Do this —
Your task is to copy every line of this material exactly.

[Data excerpts]
-- BEGIN --

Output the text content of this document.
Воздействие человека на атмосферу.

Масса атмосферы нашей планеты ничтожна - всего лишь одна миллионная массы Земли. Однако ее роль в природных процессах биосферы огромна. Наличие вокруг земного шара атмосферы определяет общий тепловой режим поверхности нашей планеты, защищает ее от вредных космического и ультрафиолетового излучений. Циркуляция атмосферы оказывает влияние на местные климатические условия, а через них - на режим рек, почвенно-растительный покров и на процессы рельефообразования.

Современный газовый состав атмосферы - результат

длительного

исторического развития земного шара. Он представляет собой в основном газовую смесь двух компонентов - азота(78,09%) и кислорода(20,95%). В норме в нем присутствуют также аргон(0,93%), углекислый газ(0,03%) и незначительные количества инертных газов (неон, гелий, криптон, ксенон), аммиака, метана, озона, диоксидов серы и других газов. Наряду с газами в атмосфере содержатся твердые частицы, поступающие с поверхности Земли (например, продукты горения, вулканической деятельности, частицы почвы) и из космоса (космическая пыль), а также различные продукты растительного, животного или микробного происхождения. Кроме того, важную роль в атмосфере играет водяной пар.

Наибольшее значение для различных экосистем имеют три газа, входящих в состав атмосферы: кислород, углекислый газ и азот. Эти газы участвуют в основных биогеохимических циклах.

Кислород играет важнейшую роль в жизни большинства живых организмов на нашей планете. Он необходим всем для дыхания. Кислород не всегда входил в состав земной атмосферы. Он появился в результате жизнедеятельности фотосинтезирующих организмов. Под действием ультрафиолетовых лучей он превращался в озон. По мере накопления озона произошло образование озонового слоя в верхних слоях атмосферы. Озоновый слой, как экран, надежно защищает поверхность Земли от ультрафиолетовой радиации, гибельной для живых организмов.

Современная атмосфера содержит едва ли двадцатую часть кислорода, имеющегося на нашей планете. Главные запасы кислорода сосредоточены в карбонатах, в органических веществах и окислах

-- END --

Written solution —
Output the text content of this document.
Воздействие человека на атмосферу.

Масса атмосферы нашей планеты ничтожна - всего лишь одна миллионная массы Земли. Однако ее роль в природных процессах биосферы огромна. Наличие вокруг земного шара атмосферы определяет общий тепловой режим поверхности нашей планеты, защищает ее от вредных космического и ультрафиолетового излучений. Циркуляция атмосферы оказывает влияние на местные климатические условия, а через них - на режим рек, почвенно-растительный покров и на процессы рельефообразования.

Современный газовый состав атмосферы - результат

длительного

исторического развития земного шара. Он представляет собой в основном газовую смесь двух компонентов - азота(78,09%) и кислорода(20,95%). В норме в нем присутствуют также аргон(0,93%), углекислый газ(0,03%) и незначительные количества инертных газов (неон, гелий, криптон, ксенон), аммиака, метана, озона, диоксидов серы и других газов. Наряду с газами в атмосфере содержатся твердые частицы, поступающие с поверхности Земли (например, продукты горения, вулканической деятельности, частицы почвы) и из космоса (космическая пыль), а также различные продукты растительного, животного или микробного происхождения. Кроме того, важную роль в атмосфере играет водяной пар.

Наибольшее значение для различных экосистем имеют три газа, входящих в состав атмосферы: кислород, углекислый газ и азот. Эти газы участвуют в основных биогеохимических циклах.

Кислород играет важнейшую роль в жизни большинства живых организмов на нашей планете. Он необходим всем для дыхания. Кислород не всегда входил в состав земной атмосферы. Он появился в результате жизнедеятельности фотосинтезирующих организмов. Под действием ультрафиолетовых лучей он превращался в озон. По мере накопления озона произошло образование озонового слоя в верхних слоях атмосферы. Озоновый слой, как экран, надежно защищает поверхность Земли от ультрафиолетовой радиации, гибельной для живых организмов.

Современная атмосфера содержит едва ли двадцатую часть кислорода, имеющегося на нашей планете. Главные запасы кислорода сосредоточены в карбонатах, в органических веществах и окислах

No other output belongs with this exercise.